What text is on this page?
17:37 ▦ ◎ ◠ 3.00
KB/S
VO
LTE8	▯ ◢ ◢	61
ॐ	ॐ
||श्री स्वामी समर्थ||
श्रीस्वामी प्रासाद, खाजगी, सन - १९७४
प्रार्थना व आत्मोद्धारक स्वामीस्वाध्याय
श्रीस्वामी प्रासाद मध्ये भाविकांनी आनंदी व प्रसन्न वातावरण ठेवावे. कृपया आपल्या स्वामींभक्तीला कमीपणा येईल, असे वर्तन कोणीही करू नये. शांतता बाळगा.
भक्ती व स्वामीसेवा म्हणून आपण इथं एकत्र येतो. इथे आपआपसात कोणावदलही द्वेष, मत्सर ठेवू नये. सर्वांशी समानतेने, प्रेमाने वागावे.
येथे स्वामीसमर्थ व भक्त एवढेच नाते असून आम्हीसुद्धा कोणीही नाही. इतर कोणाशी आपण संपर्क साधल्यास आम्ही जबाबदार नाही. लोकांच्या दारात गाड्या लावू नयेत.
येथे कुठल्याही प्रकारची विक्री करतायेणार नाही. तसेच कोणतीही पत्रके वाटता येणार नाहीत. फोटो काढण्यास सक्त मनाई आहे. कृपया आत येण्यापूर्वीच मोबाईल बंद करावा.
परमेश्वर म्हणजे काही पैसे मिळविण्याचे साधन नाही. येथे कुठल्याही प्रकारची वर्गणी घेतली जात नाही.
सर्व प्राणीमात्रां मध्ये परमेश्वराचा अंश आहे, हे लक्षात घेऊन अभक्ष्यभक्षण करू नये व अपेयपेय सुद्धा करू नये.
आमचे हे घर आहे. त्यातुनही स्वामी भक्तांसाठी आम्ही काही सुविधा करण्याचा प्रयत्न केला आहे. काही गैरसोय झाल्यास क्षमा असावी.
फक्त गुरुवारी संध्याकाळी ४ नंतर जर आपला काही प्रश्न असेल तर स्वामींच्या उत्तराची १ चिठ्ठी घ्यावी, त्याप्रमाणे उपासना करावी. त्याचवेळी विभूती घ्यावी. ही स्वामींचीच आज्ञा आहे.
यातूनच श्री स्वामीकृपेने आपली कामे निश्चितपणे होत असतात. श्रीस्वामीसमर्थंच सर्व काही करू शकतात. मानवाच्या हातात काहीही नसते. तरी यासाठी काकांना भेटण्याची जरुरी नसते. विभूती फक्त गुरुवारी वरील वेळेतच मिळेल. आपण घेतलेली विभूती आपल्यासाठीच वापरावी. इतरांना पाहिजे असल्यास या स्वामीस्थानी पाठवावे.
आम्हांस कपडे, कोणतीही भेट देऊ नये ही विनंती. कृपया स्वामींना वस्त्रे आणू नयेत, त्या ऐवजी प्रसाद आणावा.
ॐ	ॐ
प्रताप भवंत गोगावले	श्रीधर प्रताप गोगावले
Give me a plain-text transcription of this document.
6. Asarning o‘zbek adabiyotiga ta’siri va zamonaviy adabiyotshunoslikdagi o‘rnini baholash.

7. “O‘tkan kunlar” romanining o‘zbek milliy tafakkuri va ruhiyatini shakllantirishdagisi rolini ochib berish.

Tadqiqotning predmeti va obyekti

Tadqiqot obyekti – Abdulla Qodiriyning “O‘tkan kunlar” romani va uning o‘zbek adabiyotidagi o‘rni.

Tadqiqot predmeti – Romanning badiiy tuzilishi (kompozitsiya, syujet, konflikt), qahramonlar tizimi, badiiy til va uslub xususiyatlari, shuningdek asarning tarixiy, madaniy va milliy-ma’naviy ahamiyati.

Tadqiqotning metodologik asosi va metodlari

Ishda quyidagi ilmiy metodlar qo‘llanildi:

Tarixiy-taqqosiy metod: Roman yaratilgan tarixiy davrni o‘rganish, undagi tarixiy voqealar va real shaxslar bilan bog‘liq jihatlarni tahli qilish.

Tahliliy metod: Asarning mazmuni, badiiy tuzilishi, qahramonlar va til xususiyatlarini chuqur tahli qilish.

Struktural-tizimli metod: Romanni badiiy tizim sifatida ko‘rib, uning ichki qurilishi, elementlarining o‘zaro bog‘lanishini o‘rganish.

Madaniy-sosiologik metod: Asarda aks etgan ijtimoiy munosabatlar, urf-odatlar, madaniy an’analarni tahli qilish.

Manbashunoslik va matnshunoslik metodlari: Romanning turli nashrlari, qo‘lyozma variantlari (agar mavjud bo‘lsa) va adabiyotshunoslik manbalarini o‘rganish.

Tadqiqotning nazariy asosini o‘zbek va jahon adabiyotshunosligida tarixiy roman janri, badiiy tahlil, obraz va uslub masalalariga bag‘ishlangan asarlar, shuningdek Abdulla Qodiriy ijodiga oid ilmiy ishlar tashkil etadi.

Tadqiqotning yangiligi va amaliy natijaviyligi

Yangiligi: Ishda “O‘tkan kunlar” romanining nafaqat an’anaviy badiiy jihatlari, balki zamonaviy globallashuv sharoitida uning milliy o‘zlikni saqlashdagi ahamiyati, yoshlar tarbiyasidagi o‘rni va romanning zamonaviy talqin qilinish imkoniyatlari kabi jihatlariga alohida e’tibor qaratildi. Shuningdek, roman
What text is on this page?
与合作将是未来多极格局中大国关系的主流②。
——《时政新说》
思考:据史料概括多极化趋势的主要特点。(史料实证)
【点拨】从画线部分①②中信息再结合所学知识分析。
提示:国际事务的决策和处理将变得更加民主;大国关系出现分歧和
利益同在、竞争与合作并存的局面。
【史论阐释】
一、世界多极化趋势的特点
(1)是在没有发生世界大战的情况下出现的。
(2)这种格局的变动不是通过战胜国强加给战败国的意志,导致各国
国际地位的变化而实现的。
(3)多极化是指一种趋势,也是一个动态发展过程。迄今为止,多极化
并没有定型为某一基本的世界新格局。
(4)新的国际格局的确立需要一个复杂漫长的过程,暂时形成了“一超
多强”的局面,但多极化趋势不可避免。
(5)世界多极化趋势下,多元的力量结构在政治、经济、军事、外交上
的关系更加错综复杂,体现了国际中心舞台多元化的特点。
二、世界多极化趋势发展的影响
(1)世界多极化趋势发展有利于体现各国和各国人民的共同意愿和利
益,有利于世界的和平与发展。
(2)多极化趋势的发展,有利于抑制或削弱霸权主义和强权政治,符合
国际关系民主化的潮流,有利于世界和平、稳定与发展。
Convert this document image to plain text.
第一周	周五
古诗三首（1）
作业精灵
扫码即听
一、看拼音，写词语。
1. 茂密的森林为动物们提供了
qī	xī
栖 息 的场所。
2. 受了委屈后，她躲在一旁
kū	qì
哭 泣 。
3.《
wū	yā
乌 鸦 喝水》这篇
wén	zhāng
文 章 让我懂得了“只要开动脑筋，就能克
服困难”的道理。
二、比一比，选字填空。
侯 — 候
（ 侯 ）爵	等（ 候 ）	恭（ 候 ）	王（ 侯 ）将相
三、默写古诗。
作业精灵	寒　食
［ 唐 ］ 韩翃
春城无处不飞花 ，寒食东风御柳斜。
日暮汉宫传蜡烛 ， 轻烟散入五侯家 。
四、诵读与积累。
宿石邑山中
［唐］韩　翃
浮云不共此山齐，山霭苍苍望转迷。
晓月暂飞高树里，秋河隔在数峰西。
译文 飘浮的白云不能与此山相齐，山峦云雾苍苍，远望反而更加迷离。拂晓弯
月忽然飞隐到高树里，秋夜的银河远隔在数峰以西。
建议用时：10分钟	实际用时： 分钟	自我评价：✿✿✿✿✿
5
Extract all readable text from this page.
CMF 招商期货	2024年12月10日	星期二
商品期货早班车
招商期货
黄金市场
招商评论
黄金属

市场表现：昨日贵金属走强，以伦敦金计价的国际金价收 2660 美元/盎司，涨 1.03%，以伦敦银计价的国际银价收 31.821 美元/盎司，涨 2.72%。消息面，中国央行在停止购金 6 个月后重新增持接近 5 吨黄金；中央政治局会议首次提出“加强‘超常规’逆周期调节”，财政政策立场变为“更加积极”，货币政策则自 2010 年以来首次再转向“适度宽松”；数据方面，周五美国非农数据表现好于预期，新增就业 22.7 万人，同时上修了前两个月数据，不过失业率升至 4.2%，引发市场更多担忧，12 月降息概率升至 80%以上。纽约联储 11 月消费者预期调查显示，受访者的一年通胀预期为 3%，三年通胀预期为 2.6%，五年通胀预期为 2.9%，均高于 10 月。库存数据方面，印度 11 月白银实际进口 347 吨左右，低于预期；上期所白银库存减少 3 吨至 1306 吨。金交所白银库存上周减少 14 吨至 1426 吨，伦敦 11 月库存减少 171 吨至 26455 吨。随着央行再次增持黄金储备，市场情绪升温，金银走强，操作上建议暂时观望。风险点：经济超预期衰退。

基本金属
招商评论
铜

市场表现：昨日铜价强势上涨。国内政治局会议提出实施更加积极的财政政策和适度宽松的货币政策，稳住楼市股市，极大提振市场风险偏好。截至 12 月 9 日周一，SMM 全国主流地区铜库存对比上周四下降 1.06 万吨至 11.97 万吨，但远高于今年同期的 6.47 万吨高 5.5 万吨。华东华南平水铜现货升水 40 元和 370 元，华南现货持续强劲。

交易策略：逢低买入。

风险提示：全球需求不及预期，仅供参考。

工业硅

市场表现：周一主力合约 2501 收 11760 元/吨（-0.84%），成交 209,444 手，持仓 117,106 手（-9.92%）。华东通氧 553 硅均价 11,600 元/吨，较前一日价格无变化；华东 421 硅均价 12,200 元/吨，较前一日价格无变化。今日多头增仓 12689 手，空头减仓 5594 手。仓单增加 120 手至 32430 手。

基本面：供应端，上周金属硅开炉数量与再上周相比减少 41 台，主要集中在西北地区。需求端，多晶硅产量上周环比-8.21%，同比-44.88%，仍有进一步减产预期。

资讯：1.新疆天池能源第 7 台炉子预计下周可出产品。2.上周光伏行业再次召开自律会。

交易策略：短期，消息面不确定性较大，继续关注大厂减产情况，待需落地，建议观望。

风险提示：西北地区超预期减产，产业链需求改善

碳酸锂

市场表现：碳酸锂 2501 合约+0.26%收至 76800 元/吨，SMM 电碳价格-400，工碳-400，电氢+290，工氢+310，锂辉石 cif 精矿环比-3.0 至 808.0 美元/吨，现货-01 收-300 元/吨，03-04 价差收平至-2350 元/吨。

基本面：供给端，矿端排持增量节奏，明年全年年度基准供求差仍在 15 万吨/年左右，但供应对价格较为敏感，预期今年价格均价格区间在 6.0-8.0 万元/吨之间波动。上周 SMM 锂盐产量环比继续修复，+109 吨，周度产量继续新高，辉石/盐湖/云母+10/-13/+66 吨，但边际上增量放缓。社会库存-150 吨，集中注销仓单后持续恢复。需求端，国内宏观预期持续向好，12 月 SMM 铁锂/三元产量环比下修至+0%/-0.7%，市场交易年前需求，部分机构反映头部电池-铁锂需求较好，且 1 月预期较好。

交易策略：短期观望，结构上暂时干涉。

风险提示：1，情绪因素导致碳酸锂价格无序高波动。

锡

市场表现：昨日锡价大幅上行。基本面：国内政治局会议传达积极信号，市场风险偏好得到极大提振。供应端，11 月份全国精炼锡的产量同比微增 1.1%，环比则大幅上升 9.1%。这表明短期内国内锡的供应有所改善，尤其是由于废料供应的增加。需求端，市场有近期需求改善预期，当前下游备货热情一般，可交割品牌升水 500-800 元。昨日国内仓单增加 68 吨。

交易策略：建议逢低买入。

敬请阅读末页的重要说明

TO DO | Return every line above that contains the word "uslub".

TASK SOLUTION |
Tadqiqot predmeti – Romanning badiiy tuzilishi (kompozitsiya, syujet, konflikt), qahramonlar tizimi, badiiy til va uslub xususiyatlari, shuningdek asarning tarixiy, madaniy va milliy-ma’naviy ahamiyati.
Tadqiqotning nazariy asosini o‘zbek va jahon adabiyotshunosligida tarixiy roman janri, badiiy tahlil, obraz va uslub masalalariga bag‘ishlangan asarlar, shuningdek Abdulla Qodiriy ijodiga oid ilmiy ishlar tashkil etadi.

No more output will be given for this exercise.